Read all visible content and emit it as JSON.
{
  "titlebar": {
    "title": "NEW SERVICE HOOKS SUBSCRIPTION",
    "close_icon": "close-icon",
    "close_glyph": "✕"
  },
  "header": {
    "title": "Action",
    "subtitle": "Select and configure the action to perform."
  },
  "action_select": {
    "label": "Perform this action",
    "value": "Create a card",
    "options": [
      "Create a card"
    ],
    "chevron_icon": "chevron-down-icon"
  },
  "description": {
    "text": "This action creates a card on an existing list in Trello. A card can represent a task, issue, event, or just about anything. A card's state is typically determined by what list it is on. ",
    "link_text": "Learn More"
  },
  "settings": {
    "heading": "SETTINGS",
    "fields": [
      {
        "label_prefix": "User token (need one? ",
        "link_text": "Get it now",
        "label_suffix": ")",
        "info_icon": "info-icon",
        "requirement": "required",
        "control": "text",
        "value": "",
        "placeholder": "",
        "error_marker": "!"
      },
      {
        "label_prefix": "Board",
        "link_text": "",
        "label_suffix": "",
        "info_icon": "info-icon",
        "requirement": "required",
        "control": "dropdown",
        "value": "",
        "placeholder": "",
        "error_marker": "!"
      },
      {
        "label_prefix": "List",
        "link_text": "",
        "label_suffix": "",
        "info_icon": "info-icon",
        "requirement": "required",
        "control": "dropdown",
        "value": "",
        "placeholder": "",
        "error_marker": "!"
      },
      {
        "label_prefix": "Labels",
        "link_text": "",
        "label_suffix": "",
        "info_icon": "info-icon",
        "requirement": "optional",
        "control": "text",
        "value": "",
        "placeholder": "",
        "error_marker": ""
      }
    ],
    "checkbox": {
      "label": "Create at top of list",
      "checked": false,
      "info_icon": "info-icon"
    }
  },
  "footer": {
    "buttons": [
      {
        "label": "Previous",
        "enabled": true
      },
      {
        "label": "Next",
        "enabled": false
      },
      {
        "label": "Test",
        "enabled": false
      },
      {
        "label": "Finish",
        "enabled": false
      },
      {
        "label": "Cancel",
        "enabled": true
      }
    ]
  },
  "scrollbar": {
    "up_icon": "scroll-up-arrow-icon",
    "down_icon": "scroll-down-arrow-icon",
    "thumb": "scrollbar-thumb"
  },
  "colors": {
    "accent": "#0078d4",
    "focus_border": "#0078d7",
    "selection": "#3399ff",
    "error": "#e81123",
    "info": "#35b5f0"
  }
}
****************
#### Work required
Consider the entries above and return each line with the string "arrow".

#### Complete output
    "up_icon": "scroll-up-arrow-icon",
    "down_icon": "scroll-down-arrow-icon",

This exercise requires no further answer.